== Input material

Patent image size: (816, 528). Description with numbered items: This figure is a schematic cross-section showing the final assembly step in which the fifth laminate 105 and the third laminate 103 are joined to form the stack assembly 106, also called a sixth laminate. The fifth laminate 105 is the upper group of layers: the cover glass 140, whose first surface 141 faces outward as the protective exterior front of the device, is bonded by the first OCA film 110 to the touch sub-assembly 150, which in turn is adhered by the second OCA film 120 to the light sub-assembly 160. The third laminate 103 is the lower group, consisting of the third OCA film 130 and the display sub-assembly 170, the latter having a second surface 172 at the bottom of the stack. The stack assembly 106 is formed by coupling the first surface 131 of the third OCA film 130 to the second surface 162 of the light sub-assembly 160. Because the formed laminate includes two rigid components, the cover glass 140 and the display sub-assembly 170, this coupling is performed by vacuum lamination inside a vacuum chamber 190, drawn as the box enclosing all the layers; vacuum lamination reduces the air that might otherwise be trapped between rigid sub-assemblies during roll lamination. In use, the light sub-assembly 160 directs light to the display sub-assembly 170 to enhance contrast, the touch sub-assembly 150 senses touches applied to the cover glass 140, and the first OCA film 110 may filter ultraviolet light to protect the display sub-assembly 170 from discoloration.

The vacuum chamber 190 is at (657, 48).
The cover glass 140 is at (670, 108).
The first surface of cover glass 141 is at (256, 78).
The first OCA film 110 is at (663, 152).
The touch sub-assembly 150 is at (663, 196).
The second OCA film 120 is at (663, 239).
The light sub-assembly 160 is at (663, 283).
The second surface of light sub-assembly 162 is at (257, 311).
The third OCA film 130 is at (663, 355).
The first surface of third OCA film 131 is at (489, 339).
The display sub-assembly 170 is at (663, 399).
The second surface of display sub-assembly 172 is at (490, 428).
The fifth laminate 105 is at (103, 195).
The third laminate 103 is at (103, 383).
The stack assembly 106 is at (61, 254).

====

Your objective:
Update the listing above by changing "schematic cross-section" to "schematic sectional view" and leaving every other line and word as it is.

Task solution:
Patent image size: (816, 528). Description with numbered items: This figure is a schematic sectional view showing the final assembly step in which the fifth laminate 105 and the third laminate 103 are joined to form the stack assembly 106, also called a sixth laminate. The fifth laminate 105 is the upper group of layers: the cover glass 140, whose first surface 141 faces outward as the protective exterior front of the device, is bonded by the first OCA film 110 to the touch sub-assembly 150, which in turn is adhered by the second OCA film 120 to the light sub-assembly 160. The third laminate 103 is the lower group, consisting of the third OCA film 130 and the display sub-assembly 170, the latter having a second surface 172 at the bottom of the stack. The stack assembly 106 is formed by coupling the first surface 131 of the third OCA film 130 to the second surface 162 of the light sub-assembly 160. Because the formed laminate includes two rigid components, the cover glass 140 and the display sub-assembly 170, this coupling is performed by vacuum lamination inside a vacuum chamber 190, drawn as the box enclosing all the layers; vacuum lamination reduces the air that might otherwise be trapped between rigid sub-assemblies during roll lamination. In use, the light sub-assembly 160 directs light to the display sub-assembly 170 to enhance contrast, the touch sub-assembly 150 senses touches applied to the cover glass 140, and the first OCA film 110 may filter ultraviolet light to protect the display sub-assembly 170 from discoloration.

The vacuum chamber 190 is at (657, 48).
The cover glass 140 is at (670, 108).
The first surface of cover glass 141 is at (256, 78).
The first OCA film 110 is at (663, 152).
The touch sub-assembly 150 is at (663, 196).
The second OCA film 120 is at (663, 239).
The light sub-assembly 160 is at (663, 283).
The second surface of light sub-assembly 162 is at (257, 311).
The third OCA film 130 is at (663, 355).
The first surface of third OCA film 131 is at (489, 339).
The display sub-assembly 170 is at (663, 399).
The second surface of display sub-assembly 172 is at (490, 428).
The fifth laminate 105 is at (103, 195).
The third laminate 103 is at (103, 383).
The stack assembly 106 is at (61, 254).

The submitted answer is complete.